─── Data to process

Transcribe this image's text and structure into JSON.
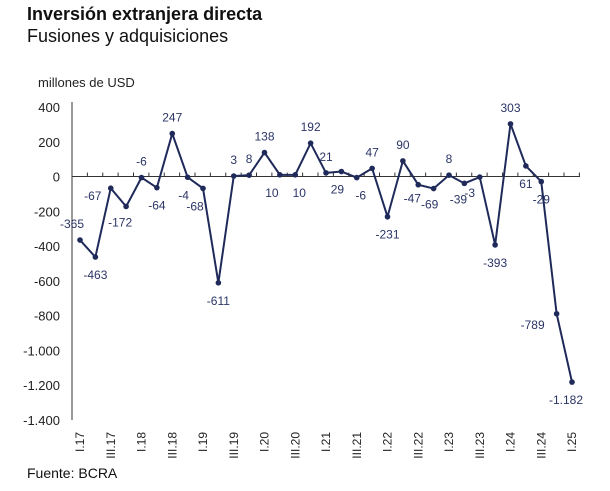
{
  "title": "Inversión extranjera directa",
  "subtitle": "Fusiones y adquisiciones",
  "source": "Fuente: BCRA",
  "chart_data": {
    "type": "line",
    "ylabel": "millones de USD",
    "ylim": [
      -1400,
      400
    ],
    "yticks": [
      400,
      200,
      0,
      -200,
      -400,
      -600,
      -800,
      -1000,
      -1200,
      -1400
    ],
    "ytick_labels": [
      "400",
      "200",
      "0",
      "-200",
      "-400",
      "-600",
      "-800",
      "-1.000",
      "-1.200",
      "-1.400"
    ],
    "xtick_labels": [
      "I.17",
      "III.17",
      "I.18",
      "III.18",
      "I.19",
      "III.19",
      "I.20",
      "III.20",
      "I.21",
      "III.21",
      "I.22",
      "III.22",
      "I.23",
      "III.23",
      "I.24",
      "III.24",
      "I.25"
    ],
    "values": [
      -365,
      -463,
      -67,
      -172,
      -6,
      -64,
      247,
      -4,
      -68,
      -611,
      3,
      8,
      138,
      10,
      10,
      192,
      21,
      29,
      -6,
      47,
      -231,
      90,
      -47,
      -69,
      8,
      -39,
      -3,
      -393,
      303,
      61,
      -29,
      -789,
      -1182
    ],
    "data_labels": [
      "-365",
      "-463",
      "-67",
      "-172",
      "-6",
      "-64",
      "247",
      "-4",
      "-68",
      "-611",
      "3",
      "8",
      "138",
      "10",
      "10",
      "192",
      "21",
      "29",
      "-6",
      "47",
      "-231",
      "90",
      "-47",
      "-69",
      "8",
      "-39",
      "-3",
      "-393",
      "303",
      "61",
      "-29",
      "-789",
      "-1.182"
    ],
    "line_color": "#1f2a5a",
    "grid": false
  }
}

──────

Task requirements: Leave the images out, please, and restate each line word for word.

Result below:
Transcribe this image's text and structure into JSON.
{
  "title": "Inversión extranjera directa",
  "subtitle": "Fusiones y adquisiciones",
  "source": "Fuente: BCRA",
  "chart_data": {
    "type": "line",
    "ylabel": "millones de USD",
    "ylim": [
      -1400,
      400
    ],
    "yticks": [
      400,
      200,
      0,
      -200,
      -400,
      -600,
      -800,
      -1000,
      -1200,
      -1400
    ],
    "ytick_labels": [
      "400",
      "200",
      "0",
      "-200",
      "-400",
      "-600",
      "-800",
      "-1.000",
      "-1.200",
      "-1.400"
    ],
    "xtick_labels": [
      "I.17",
      "III.17",
      "I.18",
      "III.18",
      "I.19",
      "III.19",
      "I.20",
      "III.20",
      "I.21",
      "III.21",
      "I.22",
      "III.22",
      "I.23",
      "III.23",
      "I.24",
      "III.24",
      "I.25"
    ],
    "values": [
      -365,
      -463,
      -67,
      -172,
      -6,
      -64,
      247,
      -4,
      -68,
      -611,
      3,
      8,
      138,
      10,
      10,
      192,
      21,
      29,
      -6,
      47,
      -231,
      90,
      -47,
      -69,
      8,
      -39,
      -3,
      -393,
      303,
      61,
      -29,
      -789,
      -1182
    ],
    "data_labels": [
      "-365",
      "-463",
      "-67",
      "-172",
      "-6",
      "-64",
      "247",
      "-4",
      "-68",
      "-611",
      "3",
      "8",
      "138",
      "10",
      "10",
      "192",
      "21",
      "29",
      "-6",
      "47",
      "-231",
      "90",
      "-47",
      "-69",
      "8",
      "-39",
      "-3",
      "-393",
      "303",
      "61",
      "-29",
      "-789",
      "-1.182"
    ],
    "line_color": "#1f2a5a",
    "grid": false
  }
}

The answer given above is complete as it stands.